DATA PROVIDED:
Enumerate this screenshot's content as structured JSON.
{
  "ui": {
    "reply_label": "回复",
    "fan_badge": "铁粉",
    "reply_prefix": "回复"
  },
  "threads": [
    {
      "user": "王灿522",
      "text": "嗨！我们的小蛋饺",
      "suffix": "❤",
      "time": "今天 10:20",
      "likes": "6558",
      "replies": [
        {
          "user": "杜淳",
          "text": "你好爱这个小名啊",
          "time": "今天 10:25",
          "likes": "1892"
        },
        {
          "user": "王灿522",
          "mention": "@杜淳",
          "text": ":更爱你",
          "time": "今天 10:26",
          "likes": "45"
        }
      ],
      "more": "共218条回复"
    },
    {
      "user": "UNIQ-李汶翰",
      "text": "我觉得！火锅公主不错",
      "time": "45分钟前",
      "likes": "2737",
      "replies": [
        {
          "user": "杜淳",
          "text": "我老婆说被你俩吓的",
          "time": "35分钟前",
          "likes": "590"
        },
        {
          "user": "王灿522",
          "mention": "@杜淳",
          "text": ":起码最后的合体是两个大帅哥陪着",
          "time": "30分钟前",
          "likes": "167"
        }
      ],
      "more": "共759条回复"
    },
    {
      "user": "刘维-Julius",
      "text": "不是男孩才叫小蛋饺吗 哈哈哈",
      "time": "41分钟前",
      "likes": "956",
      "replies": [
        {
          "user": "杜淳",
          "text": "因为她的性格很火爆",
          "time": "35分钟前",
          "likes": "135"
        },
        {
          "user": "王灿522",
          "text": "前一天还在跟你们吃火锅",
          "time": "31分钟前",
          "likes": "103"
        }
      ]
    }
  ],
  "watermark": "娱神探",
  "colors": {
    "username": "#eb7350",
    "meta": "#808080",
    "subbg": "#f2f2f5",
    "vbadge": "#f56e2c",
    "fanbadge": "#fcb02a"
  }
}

EXERCISE REQUIREMENTS: Your task is to give the records above again, exactly.

EXERCISE RESPONSE:
Enumerate this screenshot's content as structured JSON.
{
  "ui": {
    "reply_label": "回复",
    "fan_badge": "铁粉",
    "reply_prefix": "回复"
  },
  "threads": [
    {
      "user": "王灿522",
      "text": "嗨！我们的小蛋饺",
      "suffix": "❤",
      "time": "今天 10:20",
      "likes": "6558",
      "replies": [
        {
          "user": "杜淳",
          "text": "你好爱这个小名啊",
          "time": "今天 10:25",
          "likes": "1892"
        },
        {
          "user": "王灿522",
          "mention": "@杜淳",
          "text": ":更爱你",
          "time": "今天 10:26",
          "likes": "45"
        }
      ],
      "more": "共218条回复"
    },
    {
      "user": "UNIQ-李汶翰",
      "text": "我觉得！火锅公主不错",
      "time": "45分钟前",
      "likes": "2737",
      "replies": [
        {
          "user": "杜淳",
          "text": "我老婆说被你俩吓的",
          "time": "35分钟前",
          "likes": "590"
        },
        {
          "user": "王灿522",
          "mention": "@杜淳",
          "text": ":起码最后的合体是两个大帅哥陪着",
          "time": "30分钟前",
          "likes": "167"
        }
      ],
      "more": "共759条回复"
    },
    {
      "user": "刘维-Julius",
      "text": "不是男孩才叫小蛋饺吗 哈哈哈",
      "time": "41分钟前",
      "likes": "956",
      "replies": [
        {
          "user": "杜淳",
          "text": "因为她的性格很火爆",
          "time": "35分钟前",
          "likes": "135"
        },
        {
          "user": "王灿522",
          "text": "前一天还在跟你们吃火锅",
          "time": "31分钟前",
          "likes": "103"
        }
      ]
    }
  ],
  "watermark": "娱神探",
  "colors": {
    "username": "#eb7350",
    "meta": "#808080",
    "subbg": "#f2f2f5",
    "vbadge": "#f56e2c",
    "fanbadge": "#fcb02a"
  }
}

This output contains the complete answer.